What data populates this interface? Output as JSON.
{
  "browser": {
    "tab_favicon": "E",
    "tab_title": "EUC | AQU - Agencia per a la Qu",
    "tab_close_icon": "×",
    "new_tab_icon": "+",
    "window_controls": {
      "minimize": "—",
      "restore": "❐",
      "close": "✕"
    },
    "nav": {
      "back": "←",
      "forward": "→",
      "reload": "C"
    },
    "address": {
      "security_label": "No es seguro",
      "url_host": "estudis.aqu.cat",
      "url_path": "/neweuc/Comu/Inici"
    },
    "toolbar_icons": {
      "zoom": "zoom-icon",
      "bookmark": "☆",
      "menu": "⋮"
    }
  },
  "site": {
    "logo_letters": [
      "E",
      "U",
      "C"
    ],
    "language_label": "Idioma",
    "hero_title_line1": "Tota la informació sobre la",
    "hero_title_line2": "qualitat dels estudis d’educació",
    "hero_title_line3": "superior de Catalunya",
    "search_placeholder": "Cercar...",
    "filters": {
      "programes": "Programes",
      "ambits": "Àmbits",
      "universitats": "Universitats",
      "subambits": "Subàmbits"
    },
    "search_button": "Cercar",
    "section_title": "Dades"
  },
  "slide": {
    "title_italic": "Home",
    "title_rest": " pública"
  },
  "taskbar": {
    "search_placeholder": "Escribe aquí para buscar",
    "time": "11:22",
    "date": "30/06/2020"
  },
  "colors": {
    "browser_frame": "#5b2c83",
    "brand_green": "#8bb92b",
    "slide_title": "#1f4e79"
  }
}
*-*-*
* _Problem to solve_:
How many of the lines above include the word "Cercar"? Respond with the number alone.

* _Response to this task_:
2